[GIVEN EXERCISE] Only the number is wanted: how many lines contain "switches"?

Figure content listings:
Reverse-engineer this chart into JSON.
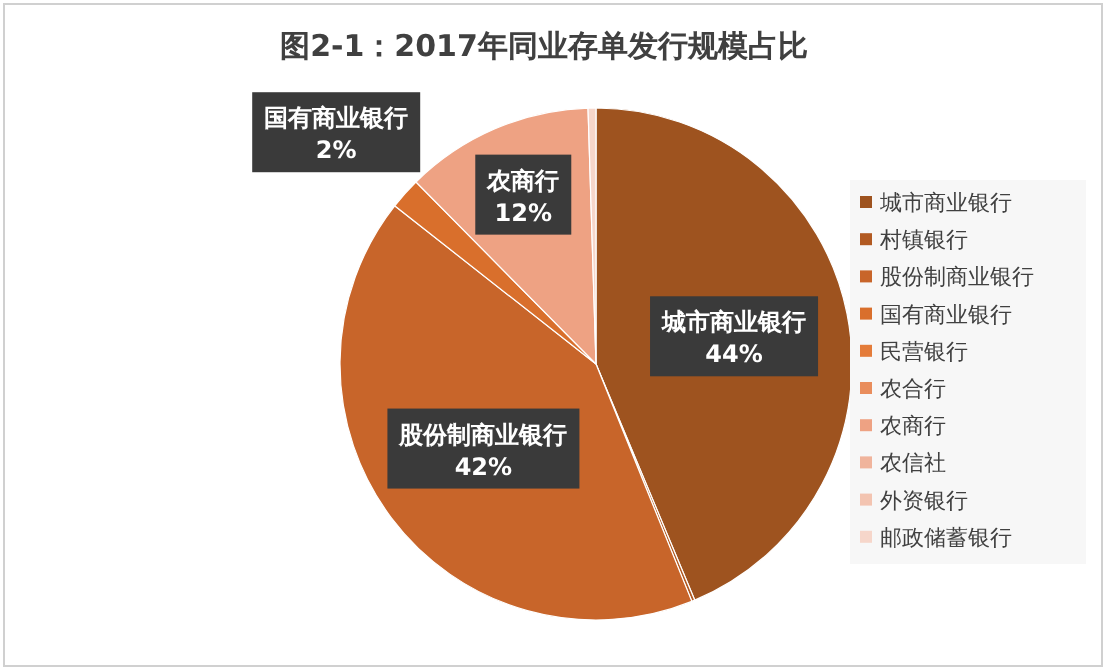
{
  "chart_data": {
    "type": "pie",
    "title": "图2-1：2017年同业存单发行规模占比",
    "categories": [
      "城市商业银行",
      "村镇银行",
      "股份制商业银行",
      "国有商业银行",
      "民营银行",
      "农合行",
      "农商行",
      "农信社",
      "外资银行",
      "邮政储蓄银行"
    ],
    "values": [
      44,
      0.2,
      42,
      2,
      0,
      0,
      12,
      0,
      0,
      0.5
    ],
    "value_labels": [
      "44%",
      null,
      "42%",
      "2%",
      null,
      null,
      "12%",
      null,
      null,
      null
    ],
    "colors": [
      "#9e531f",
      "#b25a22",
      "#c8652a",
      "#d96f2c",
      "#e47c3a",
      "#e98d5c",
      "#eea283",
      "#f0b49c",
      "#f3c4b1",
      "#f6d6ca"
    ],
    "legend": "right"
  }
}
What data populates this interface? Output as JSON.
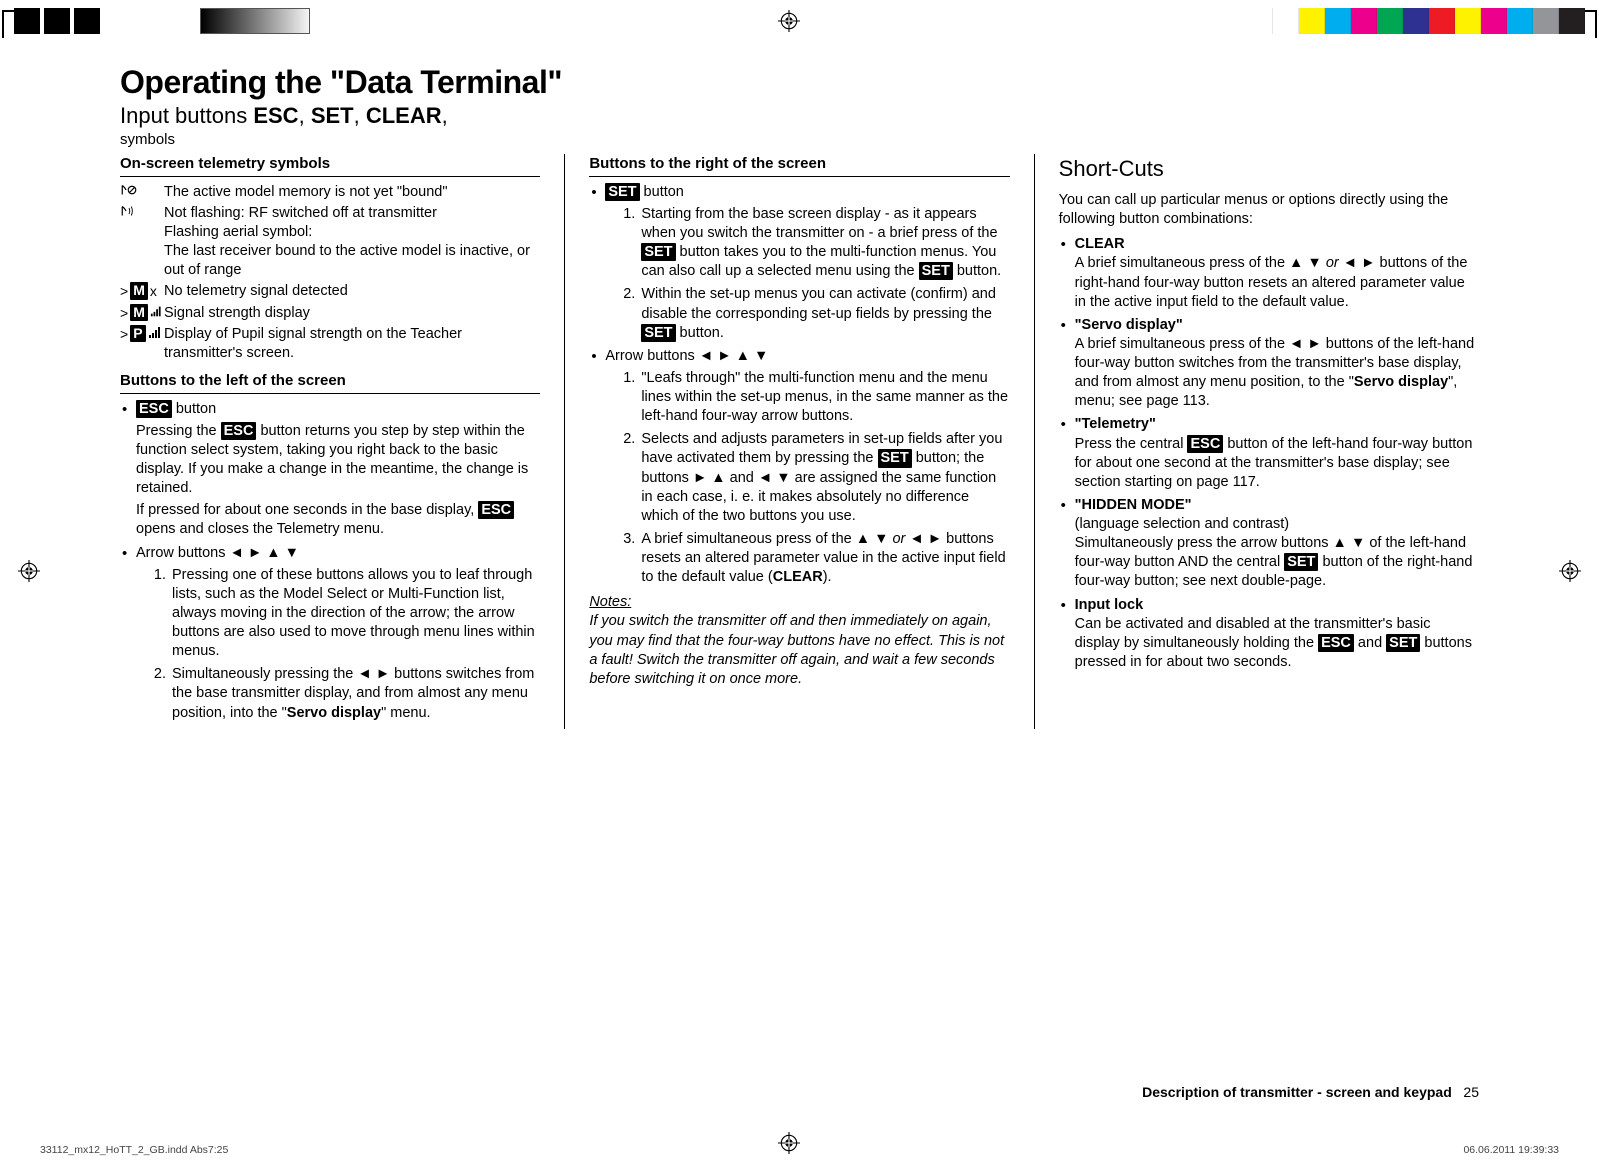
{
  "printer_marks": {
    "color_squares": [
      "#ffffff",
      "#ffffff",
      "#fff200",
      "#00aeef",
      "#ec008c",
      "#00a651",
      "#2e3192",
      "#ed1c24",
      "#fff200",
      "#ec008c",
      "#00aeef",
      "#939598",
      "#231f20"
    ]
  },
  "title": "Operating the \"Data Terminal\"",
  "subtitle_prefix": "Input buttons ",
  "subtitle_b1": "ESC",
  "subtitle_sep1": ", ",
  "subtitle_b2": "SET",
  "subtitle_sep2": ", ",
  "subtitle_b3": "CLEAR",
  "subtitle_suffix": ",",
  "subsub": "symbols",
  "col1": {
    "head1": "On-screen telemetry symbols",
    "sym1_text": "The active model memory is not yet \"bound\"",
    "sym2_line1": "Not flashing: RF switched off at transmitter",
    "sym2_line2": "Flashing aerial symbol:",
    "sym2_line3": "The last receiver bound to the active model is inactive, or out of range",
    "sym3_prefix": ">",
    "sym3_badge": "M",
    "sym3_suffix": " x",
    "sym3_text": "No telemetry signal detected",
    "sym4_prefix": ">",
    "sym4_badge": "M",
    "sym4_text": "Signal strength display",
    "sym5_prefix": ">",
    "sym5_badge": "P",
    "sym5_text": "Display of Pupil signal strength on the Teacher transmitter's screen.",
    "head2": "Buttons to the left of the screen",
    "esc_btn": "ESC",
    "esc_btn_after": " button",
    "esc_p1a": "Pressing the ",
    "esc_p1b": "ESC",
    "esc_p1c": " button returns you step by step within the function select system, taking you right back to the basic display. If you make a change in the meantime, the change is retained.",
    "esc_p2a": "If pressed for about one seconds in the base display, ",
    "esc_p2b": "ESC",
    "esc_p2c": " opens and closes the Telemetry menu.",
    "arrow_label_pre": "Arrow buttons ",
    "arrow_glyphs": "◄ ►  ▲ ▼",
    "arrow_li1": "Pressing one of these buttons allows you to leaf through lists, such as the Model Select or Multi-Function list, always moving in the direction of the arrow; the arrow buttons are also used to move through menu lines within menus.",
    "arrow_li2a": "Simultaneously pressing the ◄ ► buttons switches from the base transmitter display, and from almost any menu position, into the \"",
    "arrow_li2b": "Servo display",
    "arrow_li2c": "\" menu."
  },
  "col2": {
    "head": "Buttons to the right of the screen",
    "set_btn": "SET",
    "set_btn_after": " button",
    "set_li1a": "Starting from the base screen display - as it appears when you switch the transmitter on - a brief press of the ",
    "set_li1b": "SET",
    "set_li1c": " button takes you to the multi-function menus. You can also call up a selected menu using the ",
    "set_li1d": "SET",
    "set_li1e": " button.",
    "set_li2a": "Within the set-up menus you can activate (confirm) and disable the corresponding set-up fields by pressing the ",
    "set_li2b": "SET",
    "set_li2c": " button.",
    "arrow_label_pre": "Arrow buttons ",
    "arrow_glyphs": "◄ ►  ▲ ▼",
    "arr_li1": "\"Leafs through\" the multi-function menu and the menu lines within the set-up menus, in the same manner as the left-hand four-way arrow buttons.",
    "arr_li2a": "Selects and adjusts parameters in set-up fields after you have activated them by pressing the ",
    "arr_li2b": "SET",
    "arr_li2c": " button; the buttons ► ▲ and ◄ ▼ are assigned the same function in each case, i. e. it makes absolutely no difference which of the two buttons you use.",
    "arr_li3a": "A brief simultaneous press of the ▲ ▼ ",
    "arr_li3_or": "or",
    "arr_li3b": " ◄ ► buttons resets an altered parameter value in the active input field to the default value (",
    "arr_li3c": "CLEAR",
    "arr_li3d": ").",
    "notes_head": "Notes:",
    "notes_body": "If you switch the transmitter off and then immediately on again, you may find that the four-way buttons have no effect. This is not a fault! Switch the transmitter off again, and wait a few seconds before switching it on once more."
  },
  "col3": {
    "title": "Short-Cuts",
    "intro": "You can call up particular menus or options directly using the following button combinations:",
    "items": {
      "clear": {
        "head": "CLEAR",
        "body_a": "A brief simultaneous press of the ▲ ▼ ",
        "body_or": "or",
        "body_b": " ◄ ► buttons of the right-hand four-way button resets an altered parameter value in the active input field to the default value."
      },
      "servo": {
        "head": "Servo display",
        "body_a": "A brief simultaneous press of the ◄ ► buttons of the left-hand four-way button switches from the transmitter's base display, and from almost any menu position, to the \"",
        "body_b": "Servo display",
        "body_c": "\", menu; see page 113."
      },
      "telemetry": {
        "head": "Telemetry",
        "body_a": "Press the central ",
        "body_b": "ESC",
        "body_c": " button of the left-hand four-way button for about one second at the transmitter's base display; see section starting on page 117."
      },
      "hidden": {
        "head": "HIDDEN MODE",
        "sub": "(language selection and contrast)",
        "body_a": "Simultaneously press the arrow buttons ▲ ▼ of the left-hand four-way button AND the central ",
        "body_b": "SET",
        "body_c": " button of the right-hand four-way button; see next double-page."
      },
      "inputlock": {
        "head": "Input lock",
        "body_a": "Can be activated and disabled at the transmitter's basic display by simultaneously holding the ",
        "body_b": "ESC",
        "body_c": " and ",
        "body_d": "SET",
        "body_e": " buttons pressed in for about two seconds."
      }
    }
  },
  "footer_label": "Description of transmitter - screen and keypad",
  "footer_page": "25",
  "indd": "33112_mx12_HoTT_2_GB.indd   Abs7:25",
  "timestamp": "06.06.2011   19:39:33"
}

[FINAL ANSWER] 2